Stored records:

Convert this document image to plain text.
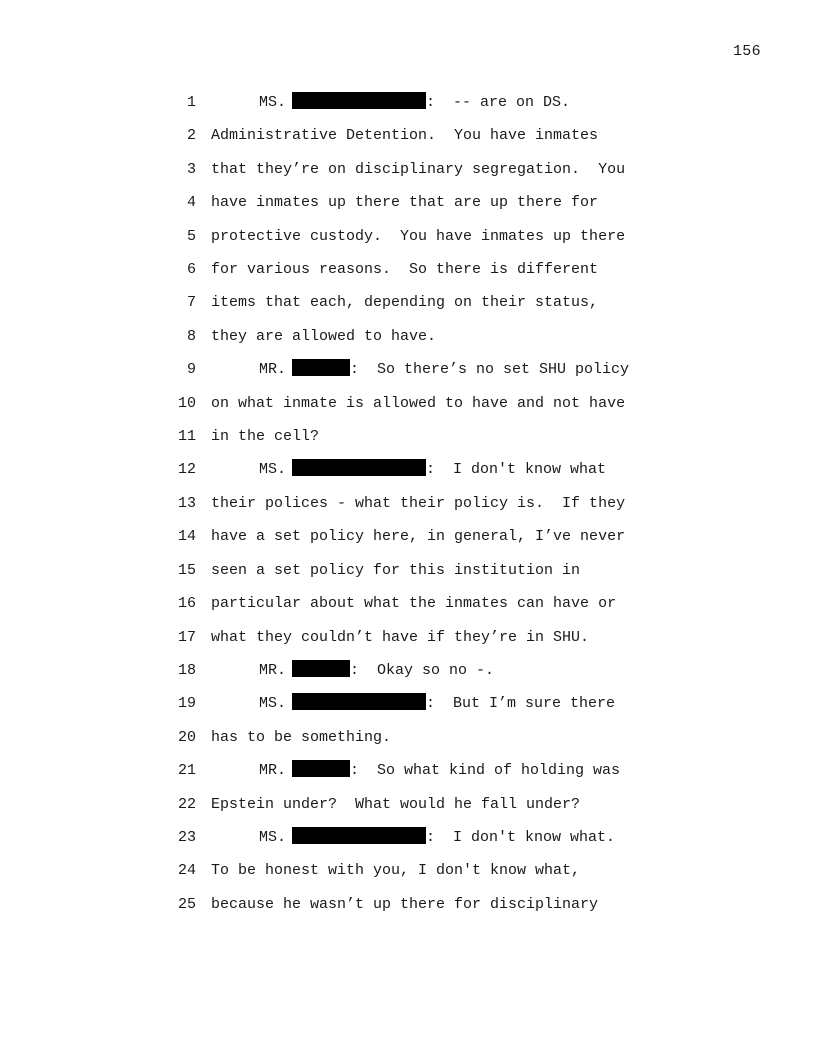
156
1	MS.	:  -- are on DS.
2 Administrative Detention.  You have inmates
3 that they’re on disciplinary segregation.  You
4 have inmates up there that are up there for
5 protective custody.  You have inmates up there
6 for various reasons.  So there is different
7 items that each, depending on their status,
8 they are allowed to have.
9	MR.	:  So there’s no set SHU policy
10 on what inmate is allowed to have and not have
11 in the cell?
12	MS.	:  I don't know what
13 their polices - what their policy is.  If they
14 have a set policy here, in general, I’ve never
15 seen a set policy for this institution in
16 particular about what the inmates can have or
17 what they couldn’t have if they’re in SHU.
18	MR.	:  Okay so no -.
19	MS.	:  But I’m sure there
20 has to be something.
21	MR.	:  So what kind of holding was
22 Epstein under?  What would he fall under?
23	MS.	:  I don't know what.
24 To be honest with you, I don't know what,
25 because he wasn’t up there for disciplinary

■ Exercise task
Set down the material exactly, every line of it, except for the pictures.

■ Answer to this exercise
Convert this document image to plain text.
156
1	MS.	:  -- are on DS.
2 Administrative Detention.  You have inmates
3 that they’re on disciplinary segregation.  You
4 have inmates up there that are up there for
5 protective custody.  You have inmates up there
6 for various reasons.  So there is different
7 items that each, depending on their status,
8 they are allowed to have.
9	MR.	:  So there’s no set SHU policy
10 on what inmate is allowed to have and not have
11 in the cell?
12	MS.	:  I don't know what
13 their polices - what their policy is.  If they
14 have a set policy here, in general, I’ve never
15 seen a set policy for this institution in
16 particular about what the inmates can have or
17 what they couldn’t have if they’re in SHU.
18	MR.	:  Okay so no -.
19	MS.	:  But I’m sure there
20 has to be something.
21	MR.	:  So what kind of holding was
22 Epstein under?  What would he fall under?
23	MS.	:  I don't know what.
24 To be honest with you, I don't know what,
25 because he wasn’t up there for disciplinary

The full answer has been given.